§ What to do: For each line below that includes the word "during", make a copy.
-------- Given data
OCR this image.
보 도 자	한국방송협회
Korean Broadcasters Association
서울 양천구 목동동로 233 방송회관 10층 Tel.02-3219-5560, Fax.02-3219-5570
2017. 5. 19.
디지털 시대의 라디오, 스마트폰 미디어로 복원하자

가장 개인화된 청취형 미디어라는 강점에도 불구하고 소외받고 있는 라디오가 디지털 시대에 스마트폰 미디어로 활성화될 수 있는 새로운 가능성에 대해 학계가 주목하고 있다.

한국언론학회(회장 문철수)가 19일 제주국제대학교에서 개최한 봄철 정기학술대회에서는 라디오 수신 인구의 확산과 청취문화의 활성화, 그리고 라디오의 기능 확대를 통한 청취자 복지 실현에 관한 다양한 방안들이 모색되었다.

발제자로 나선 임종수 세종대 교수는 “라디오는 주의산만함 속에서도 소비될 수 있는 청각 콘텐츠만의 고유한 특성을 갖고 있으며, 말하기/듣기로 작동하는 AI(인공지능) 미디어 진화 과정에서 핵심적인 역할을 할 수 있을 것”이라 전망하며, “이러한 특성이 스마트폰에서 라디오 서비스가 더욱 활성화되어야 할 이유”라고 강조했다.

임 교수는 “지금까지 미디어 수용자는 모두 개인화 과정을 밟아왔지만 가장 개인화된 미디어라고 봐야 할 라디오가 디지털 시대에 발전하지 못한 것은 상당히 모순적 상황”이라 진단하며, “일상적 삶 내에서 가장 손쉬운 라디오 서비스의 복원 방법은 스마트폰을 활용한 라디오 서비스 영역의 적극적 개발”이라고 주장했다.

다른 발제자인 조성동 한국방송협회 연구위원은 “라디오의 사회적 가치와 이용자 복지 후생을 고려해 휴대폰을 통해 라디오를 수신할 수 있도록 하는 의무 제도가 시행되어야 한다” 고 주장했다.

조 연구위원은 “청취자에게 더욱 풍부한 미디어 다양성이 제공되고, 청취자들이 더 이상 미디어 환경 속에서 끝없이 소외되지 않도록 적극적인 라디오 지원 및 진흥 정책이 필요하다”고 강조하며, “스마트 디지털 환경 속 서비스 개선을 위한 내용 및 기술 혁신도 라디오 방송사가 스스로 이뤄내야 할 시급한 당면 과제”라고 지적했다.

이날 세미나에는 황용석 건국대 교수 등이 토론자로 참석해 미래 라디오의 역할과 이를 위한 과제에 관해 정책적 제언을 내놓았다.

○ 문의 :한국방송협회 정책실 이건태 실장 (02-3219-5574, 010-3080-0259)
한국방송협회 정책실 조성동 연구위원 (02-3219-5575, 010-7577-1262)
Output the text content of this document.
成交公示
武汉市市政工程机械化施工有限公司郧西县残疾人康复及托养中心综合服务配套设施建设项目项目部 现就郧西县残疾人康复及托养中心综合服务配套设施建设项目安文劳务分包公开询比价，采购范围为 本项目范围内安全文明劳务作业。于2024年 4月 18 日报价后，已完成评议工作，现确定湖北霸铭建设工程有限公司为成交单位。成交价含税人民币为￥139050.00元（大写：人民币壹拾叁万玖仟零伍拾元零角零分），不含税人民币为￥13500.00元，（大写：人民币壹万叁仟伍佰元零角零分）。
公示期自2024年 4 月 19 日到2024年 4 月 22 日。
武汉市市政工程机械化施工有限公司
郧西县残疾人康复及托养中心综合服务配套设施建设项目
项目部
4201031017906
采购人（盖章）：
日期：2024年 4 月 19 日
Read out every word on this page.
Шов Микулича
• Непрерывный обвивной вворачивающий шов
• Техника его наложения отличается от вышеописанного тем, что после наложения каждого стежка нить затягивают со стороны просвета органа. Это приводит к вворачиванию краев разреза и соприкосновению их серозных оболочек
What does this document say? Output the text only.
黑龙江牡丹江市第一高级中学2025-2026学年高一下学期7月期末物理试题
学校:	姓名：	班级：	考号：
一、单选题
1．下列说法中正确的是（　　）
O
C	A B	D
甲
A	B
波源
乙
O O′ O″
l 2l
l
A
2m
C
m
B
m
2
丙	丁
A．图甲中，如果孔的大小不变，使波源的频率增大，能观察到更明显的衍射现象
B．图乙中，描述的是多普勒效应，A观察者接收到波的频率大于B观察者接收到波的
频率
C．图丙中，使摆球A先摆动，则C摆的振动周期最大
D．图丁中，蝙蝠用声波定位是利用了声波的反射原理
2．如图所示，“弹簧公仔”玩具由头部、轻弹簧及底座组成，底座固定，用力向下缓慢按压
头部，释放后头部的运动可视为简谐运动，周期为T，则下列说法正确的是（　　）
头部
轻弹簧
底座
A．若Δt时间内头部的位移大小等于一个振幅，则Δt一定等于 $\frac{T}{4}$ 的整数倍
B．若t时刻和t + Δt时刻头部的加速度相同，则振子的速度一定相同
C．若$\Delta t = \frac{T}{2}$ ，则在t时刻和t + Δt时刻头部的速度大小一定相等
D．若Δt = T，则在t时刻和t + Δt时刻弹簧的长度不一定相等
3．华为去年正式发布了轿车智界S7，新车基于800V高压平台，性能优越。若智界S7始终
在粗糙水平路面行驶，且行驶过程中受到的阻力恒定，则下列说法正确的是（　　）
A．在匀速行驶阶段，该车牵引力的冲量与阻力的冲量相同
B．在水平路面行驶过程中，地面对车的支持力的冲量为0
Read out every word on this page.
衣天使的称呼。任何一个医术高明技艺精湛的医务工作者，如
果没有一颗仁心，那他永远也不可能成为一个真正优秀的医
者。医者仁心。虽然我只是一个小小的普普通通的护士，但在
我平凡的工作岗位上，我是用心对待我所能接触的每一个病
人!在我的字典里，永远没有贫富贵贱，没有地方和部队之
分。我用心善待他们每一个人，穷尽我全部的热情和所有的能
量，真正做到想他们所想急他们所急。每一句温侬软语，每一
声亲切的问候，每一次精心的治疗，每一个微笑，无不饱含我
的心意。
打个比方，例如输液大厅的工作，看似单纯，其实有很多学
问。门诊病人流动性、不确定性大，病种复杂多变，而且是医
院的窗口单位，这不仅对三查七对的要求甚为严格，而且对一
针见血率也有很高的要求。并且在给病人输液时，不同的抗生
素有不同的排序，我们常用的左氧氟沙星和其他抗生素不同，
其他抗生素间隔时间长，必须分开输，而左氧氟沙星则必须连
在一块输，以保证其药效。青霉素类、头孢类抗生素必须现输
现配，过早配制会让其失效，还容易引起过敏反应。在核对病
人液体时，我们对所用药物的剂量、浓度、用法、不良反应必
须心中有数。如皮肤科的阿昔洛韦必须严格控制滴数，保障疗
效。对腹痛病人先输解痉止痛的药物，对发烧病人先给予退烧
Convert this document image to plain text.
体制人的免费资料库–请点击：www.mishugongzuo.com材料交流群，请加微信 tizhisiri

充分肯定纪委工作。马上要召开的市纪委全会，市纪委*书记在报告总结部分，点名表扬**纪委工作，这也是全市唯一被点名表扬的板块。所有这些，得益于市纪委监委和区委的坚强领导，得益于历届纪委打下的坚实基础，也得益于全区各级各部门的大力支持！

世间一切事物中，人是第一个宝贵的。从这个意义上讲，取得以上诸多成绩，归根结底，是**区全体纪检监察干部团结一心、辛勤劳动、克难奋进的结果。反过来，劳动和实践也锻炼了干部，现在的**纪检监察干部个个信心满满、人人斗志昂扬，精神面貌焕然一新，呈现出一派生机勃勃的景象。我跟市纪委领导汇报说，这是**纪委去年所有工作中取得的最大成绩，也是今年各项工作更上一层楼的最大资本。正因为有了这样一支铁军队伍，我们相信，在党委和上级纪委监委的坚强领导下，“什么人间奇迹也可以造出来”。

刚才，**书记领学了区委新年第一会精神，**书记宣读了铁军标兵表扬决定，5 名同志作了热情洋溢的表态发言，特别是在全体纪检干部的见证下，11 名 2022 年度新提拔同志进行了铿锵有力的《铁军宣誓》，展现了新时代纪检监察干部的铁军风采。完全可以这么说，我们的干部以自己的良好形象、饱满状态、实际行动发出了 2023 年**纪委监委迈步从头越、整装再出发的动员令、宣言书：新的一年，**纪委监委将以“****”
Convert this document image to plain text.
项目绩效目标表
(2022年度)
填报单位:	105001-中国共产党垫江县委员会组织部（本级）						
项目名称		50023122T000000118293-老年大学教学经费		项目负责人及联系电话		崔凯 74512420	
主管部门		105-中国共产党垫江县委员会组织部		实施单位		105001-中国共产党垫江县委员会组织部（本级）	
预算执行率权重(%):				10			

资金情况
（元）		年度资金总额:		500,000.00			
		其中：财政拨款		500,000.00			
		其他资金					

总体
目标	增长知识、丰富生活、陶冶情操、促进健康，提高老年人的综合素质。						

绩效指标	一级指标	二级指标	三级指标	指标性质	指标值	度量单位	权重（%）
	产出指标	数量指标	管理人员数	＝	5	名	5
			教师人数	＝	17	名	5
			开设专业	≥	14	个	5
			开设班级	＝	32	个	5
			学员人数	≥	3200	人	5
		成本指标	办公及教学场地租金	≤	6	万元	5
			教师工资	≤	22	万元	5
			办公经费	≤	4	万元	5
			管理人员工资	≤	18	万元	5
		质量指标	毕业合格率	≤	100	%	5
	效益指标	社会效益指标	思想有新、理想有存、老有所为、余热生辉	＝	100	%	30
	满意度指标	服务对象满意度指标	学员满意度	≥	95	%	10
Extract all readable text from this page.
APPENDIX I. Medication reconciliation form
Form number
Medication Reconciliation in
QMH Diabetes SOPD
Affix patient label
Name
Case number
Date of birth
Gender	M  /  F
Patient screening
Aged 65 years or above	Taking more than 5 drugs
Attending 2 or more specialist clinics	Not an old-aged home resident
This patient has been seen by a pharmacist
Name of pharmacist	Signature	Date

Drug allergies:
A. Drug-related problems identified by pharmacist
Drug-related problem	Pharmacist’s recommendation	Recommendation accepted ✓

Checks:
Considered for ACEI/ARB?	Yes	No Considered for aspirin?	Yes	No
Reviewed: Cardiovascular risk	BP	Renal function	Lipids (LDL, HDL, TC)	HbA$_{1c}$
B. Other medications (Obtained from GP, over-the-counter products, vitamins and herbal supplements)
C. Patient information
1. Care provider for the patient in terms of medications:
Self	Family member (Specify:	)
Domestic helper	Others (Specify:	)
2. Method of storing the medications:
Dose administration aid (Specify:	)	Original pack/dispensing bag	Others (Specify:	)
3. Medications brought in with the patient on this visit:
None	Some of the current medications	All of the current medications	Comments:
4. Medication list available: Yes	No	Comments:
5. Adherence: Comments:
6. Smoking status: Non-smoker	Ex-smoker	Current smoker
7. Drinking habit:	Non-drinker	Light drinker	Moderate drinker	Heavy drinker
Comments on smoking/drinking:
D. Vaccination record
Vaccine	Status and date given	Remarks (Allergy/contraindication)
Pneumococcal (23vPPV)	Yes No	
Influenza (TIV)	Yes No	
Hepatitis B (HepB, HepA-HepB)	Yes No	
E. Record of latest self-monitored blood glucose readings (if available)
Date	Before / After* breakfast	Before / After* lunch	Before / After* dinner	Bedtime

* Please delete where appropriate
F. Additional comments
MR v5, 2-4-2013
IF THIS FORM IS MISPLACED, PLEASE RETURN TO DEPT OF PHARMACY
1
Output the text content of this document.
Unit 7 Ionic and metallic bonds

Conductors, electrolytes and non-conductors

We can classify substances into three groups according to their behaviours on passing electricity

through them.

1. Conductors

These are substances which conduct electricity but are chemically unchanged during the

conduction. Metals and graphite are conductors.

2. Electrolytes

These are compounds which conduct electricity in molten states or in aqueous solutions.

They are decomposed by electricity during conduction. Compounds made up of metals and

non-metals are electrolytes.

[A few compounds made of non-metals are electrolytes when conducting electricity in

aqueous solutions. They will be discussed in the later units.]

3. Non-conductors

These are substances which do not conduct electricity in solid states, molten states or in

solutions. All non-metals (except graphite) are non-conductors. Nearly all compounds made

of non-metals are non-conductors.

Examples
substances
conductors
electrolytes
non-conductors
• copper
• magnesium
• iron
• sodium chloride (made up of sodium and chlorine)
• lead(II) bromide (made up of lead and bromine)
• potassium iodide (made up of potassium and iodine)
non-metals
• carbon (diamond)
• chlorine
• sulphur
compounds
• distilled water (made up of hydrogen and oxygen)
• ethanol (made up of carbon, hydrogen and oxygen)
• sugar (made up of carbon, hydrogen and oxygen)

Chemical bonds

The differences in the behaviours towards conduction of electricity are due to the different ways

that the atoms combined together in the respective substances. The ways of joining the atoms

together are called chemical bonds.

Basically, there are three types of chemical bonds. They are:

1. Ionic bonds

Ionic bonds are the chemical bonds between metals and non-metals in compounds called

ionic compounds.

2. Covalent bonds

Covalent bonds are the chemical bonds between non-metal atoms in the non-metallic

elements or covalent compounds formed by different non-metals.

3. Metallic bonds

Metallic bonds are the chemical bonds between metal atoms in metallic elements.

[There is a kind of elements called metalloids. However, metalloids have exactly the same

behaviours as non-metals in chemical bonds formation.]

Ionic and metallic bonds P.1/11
----------------
§ Response below:
These are substances which conduct electricity but are chemically unchanged during the
They are decomposed by electricity during conduction. Compounds made up of metals and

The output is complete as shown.